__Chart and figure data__
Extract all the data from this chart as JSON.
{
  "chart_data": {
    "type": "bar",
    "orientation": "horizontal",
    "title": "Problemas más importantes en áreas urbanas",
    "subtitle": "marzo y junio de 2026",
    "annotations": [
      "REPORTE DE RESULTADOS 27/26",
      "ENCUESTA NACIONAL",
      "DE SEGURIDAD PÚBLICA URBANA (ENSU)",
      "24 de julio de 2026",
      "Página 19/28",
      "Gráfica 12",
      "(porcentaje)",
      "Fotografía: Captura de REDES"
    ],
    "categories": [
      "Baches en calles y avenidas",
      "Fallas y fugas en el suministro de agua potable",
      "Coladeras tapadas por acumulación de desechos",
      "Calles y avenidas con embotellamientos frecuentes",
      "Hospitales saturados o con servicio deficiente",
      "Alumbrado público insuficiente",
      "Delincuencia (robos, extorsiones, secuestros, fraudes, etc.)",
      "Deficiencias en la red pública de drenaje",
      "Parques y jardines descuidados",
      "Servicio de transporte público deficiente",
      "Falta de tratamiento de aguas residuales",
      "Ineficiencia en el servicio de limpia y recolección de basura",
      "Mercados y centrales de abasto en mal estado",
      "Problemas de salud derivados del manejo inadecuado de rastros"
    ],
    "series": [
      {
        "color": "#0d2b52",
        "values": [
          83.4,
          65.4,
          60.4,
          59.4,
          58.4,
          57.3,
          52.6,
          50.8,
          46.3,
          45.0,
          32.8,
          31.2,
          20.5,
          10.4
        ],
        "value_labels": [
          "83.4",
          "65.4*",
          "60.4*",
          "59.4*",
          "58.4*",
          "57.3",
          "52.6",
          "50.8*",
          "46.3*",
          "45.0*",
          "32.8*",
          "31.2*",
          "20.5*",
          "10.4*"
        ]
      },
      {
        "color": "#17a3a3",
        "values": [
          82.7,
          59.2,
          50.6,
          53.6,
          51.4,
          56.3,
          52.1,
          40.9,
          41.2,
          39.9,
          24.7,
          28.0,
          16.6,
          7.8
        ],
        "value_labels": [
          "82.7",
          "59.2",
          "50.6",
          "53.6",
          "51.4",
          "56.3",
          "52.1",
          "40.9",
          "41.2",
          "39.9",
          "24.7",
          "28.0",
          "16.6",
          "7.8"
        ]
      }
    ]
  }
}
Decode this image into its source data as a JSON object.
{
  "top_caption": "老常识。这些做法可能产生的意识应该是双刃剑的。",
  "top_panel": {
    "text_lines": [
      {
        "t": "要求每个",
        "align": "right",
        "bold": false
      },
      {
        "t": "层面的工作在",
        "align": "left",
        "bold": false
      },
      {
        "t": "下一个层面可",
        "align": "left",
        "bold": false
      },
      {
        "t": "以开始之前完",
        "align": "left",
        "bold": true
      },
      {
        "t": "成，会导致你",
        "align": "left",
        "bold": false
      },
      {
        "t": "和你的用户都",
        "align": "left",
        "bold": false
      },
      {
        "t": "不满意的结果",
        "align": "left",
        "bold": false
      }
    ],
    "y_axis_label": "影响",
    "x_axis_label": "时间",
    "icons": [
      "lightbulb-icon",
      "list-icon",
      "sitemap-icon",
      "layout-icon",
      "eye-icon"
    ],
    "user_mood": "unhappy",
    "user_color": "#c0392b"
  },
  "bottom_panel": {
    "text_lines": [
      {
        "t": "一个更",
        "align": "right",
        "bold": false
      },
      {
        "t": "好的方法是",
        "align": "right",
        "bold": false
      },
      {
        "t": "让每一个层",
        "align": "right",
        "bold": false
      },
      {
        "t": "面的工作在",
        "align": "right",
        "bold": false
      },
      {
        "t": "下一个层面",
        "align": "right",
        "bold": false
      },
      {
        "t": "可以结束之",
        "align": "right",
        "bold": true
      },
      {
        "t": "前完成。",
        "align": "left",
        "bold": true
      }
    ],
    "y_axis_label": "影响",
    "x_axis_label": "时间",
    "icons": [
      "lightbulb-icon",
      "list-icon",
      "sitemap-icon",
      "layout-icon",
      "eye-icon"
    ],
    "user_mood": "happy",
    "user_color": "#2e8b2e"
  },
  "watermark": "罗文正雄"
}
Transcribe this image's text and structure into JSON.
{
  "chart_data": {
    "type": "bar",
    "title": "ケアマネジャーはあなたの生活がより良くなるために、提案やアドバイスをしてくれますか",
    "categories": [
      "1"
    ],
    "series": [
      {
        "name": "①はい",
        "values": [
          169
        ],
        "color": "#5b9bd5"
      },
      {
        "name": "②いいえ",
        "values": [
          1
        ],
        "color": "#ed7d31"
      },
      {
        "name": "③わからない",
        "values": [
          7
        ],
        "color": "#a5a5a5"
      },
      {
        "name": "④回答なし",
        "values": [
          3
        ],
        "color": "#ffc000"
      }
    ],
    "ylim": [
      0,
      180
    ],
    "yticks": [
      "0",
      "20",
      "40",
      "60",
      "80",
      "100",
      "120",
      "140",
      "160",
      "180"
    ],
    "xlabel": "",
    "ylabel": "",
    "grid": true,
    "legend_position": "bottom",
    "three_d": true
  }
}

__WORK INSTRUCTIONS__
Identify each line in the records above containing the word "into"; copy those lines.

__SOLUTION FOR THIS PROBLEM__
Decode this image into its source data as a JSON object.
Transcribe this image's text and structure into JSON.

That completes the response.